** THE REQUEST **
Pictures stay out of the copy; restate everything else in the material exactly.

** GIVEN DATA **
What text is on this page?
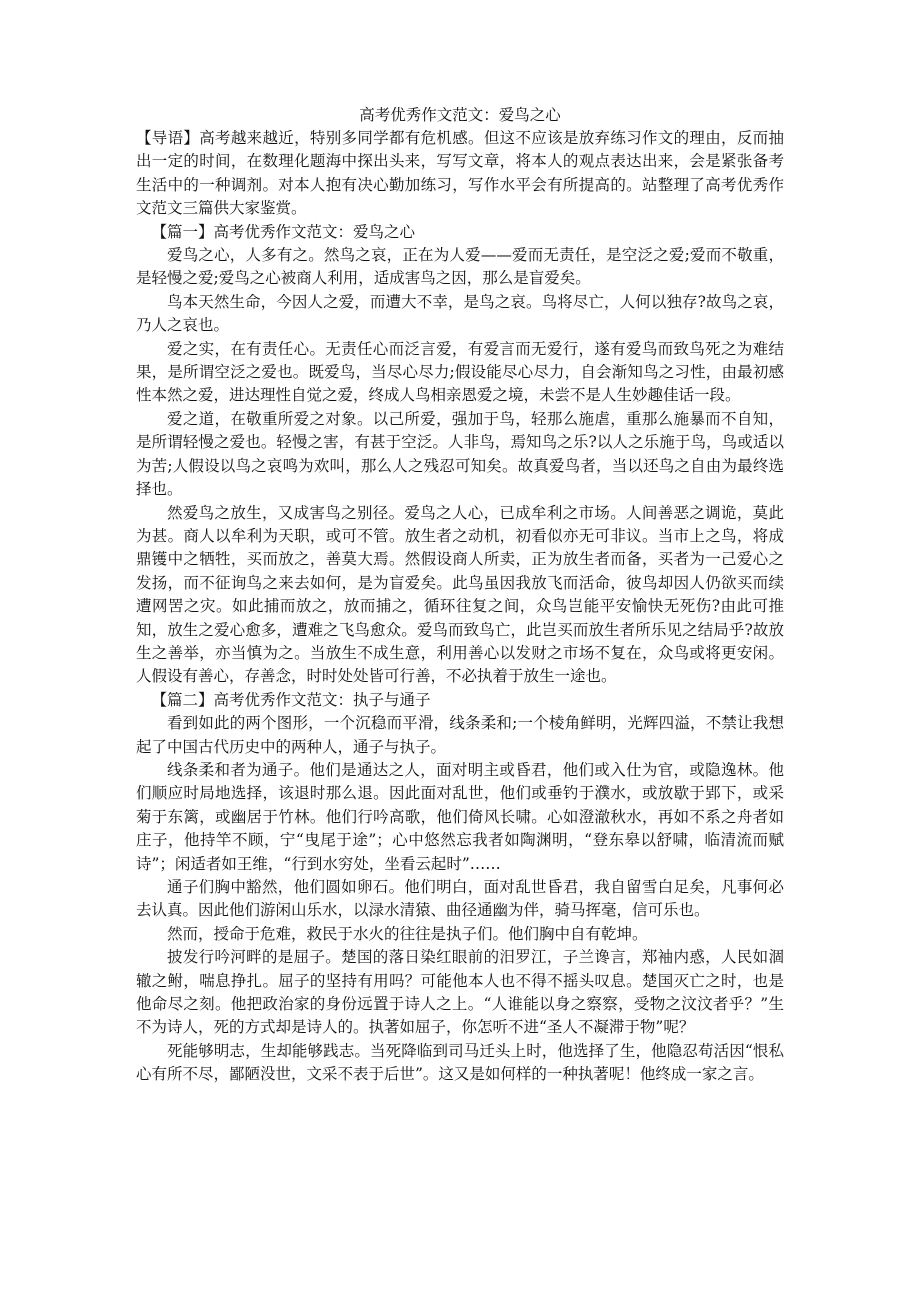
高考优秀作文范文：爱鸟之心

【导语】高考越来越近，特别多同学都有危机感。但这不应该是放弃练习作文的理由，反而抽出一定的时间，在数理化题海中探出头来，写写文章，将本人的观点表达出来，会是紧张备考生活中的一种调剂。对本人抱有决心勤加练习，写作水平会有所提高的。站整理了高考优秀作文范文三篇供大家鉴赏。

【篇一】高考优秀作文范文：爱鸟之心

爱鸟之心，人多有之。然鸟之哀，正在为人爱——爱而无责任，是空泛之爱;爱而不敬重，是轻慢之爱;爱鸟之心被商人利用，适成害鸟之因，那么是盲爱矣。

鸟本天然生命，今因人之爱，而遭大不幸，是鸟之哀。鸟将尽亡，人何以独存?故鸟之哀，乃人之哀也。

爱之实，在有责任心。无责任心而泛言爱，有爱言而无爱行，遂有爱鸟而致鸟死之为难结果，是所谓空泛之爱也。既爱鸟，当尽心尽力;假设能尽心尽力，自会渐知鸟之习性，由最初感性本然之爱，进达理性自觉之爱，终成人鸟相亲恩爱之境，未尝不是人生妙趣佳话一段。

爱之道，在敬重所爱之对象。以己所爱，强加于鸟，轻那么施虐，重那么施暴而不自知，是所谓轻慢之爱也。轻慢之害，有甚于空泛。人非鸟，焉知鸟之乐?以人之乐施于鸟，鸟或适以为苦;人假设以鸟之哀鸣为欢叫，那么人之残忍可知矣。故真爱鸟者，当以还鸟之自由为最终选择也。

然爱鸟之放生，又成害鸟之别径。爱鸟之人心，已成牟利之市场。人间善恶之调诡，莫此为甚。商人以牟利为天职，或可不管。放生者之动机，初看似亦无可非议。当市上之鸟，将成鼎镬中之牺牲，买而放之，善莫大焉。然假设商人所卖，正为放生者而备，买者为一己爱心之发扬，而不征询鸟之来去如何，是为盲爱矣。此鸟虽因我放飞而活命，彼鸟却因人仍欲买而续遭网罟之灾。如此捕而放之，放而捕之，循环往复之间，众鸟岂能平安愉快无死伤?由此可推知，放生之爱心愈多，遭难之飞鸟愈众。爱鸟而致鸟亡，此岂买而放生者所乐见之结局乎?故放生之善举，亦当慎为之。当放生不成生意，利用善心以发财之市场不复在，众鸟或将更安闲。人假设有善心，存善念，时时处处皆可行善，不必执着于放生一途也。

【篇二】高考优秀作文范文：执子与通子

看到如此的两个图形，一个沉稳而平滑，线条柔和;一个棱角鲜明，光辉四溢，不禁让我想起了中国古代历史中的两种人，通子与执子。

线条柔和者为通子。他们是通达之人，面对明主或昏君，他们或入仕为官，或隐逸林。他们顺应时局地选择，该退时那么退。因此面对乱世，他们或垂钓于濮水，或放歇于郢下，或采菊于东篱，或幽居于竹林。他们行吟高歌，他们倚风长啸。心如澄澈秋水，再如不系之舟者如庄子，他持竿不顾，宁“曳尾于途”；心中悠然忘我者如陶渊明，“登东皋以舒啸，临清流而赋诗”；闲适者如王维，“行到水穷处，坐看云起时”……

通子们胸中豁然，他们圆如卵石。他们明白，面对乱世昏君，我自留雪白足矣，凡事何必去认真。因此他们游闲山乐水，以渌水清猿、曲径通幽为伴，骑马挥毫，信可乐也。

然而，授命于危难，救民于水火的往往是执子们。他们胸中自有乾坤。

披发行吟河畔的是屈子。楚国的落日染红眼前的汨罗江，子兰谗言，郑袖内惑，人民如涸辙之鲋，喘息挣扎。屈子的坚持有用吗？可能他本人也不得不摇头叹息。楚国灭亡之时，也是他命尽之刻。他把政治家的身份远置于诗人之上。“人谁能以身之察察，受物之汶汶者乎？”生不为诗人，死的方式却是诗人的。执著如屈子，你怎听不进“圣人不凝滞于物”呢？

死能够明志，生却能够践志。当死降临到司马迁头上时，他选择了生，他隐忍苟活因“恨私心有所不尽，鄙陋没世，文采不表于后世”。这又是如何样的一种执著呢！他终成一家之言。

** PROBLEM SOLUTION **
What text is on this page?
高考优秀作文范文：爱鸟之心

【导语】高考越来越近，特别多同学都有危机感。但这不应该是放弃练习作文的理由，反而抽出一定的时间，在数理化题海中探出头来，写写文章，将本人的观点表达出来，会是紧张备考生活中的一种调剂。对本人抱有决心勤加练习，写作水平会有所提高的。站整理了高考优秀作文范文三篇供大家鉴赏。

【篇一】高考优秀作文范文：爱鸟之心

爱鸟之心，人多有之。然鸟之哀，正在为人爱——爱而无责任，是空泛之爱;爱而不敬重，是轻慢之爱;爱鸟之心被商人利用，适成害鸟之因，那么是盲爱矣。

鸟本天然生命，今因人之爱，而遭大不幸，是鸟之哀。鸟将尽亡，人何以独存?故鸟之哀，乃人之哀也。

爱之实，在有责任心。无责任心而泛言爱，有爱言而无爱行，遂有爱鸟而致鸟死之为难结果，是所谓空泛之爱也。既爱鸟，当尽心尽力;假设能尽心尽力，自会渐知鸟之习性，由最初感性本然之爱，进达理性自觉之爱，终成人鸟相亲恩爱之境，未尝不是人生妙趣佳话一段。

爱之道，在敬重所爱之对象。以己所爱，强加于鸟，轻那么施虐，重那么施暴而不自知，是所谓轻慢之爱也。轻慢之害，有甚于空泛。人非鸟，焉知鸟之乐?以人之乐施于鸟，鸟或适以为苦;人假设以鸟之哀鸣为欢叫，那么人之残忍可知矣。故真爱鸟者，当以还鸟之自由为最终选择也。

然爱鸟之放生，又成害鸟之别径。爱鸟之人心，已成牟利之市场。人间善恶之调诡，莫此为甚。商人以牟利为天职，或可不管。放生者之动机，初看似亦无可非议。当市上之鸟，将成鼎镬中之牺牲，买而放之，善莫大焉。然假设商人所卖，正为放生者而备，买者为一己爱心之发扬，而不征询鸟之来去如何，是为盲爱矣。此鸟虽因我放飞而活命，彼鸟却因人仍欲买而续遭网罟之灾。如此捕而放之，放而捕之，循环往复之间，众鸟岂能平安愉快无死伤?由此可推知，放生之爱心愈多，遭难之飞鸟愈众。爱鸟而致鸟亡，此岂买而放生者所乐见之结局乎?故放生之善举，亦当慎为之。当放生不成生意，利用善心以发财之市场不复在，众鸟或将更安闲。人假设有善心，存善念，时时处处皆可行善，不必执着于放生一途也。

【篇二】高考优秀作文范文：执子与通子

看到如此的两个图形，一个沉稳而平滑，线条柔和;一个棱角鲜明，光辉四溢，不禁让我想起了中国古代历史中的两种人，通子与执子。

线条柔和者为通子。他们是通达之人，面对明主或昏君，他们或入仕为官，或隐逸林。他们顺应时局地选择，该退时那么退。因此面对乱世，他们或垂钓于濮水，或放歇于郢下，或采菊于东篱，或幽居于竹林。他们行吟高歌，他们倚风长啸。心如澄澈秋水，再如不系之舟者如庄子，他持竿不顾，宁“曳尾于途”；心中悠然忘我者如陶渊明，“登东皋以舒啸，临清流而赋诗”；闲适者如王维，“行到水穷处，坐看云起时”……

通子们胸中豁然，他们圆如卵石。他们明白，面对乱世昏君，我自留雪白足矣，凡事何必去认真。因此他们游闲山乐水，以渌水清猿、曲径通幽为伴，骑马挥毫，信可乐也。

然而，授命于危难，救民于水火的往往是执子们。他们胸中自有乾坤。

披发行吟河畔的是屈子。楚国的落日染红眼前的汨罗江，子兰谗言，郑袖内惑，人民如涸辙之鲋，喘息挣扎。屈子的坚持有用吗？可能他本人也不得不摇头叹息。楚国灭亡之时，也是他命尽之刻。他把政治家的身份远置于诗人之上。“人谁能以身之察察，受物之汶汶者乎？”生不为诗人，死的方式却是诗人的。执著如屈子，你怎听不进“圣人不凝滞于物”呢？

死能够明志，生却能够践志。当死降临到司马迁头上时，他选择了生，他隐忍苟活因“恨私心有所不尽，鄙陋没世，文采不表于后世”。这又是如何样的一种执著呢！他终成一家之言。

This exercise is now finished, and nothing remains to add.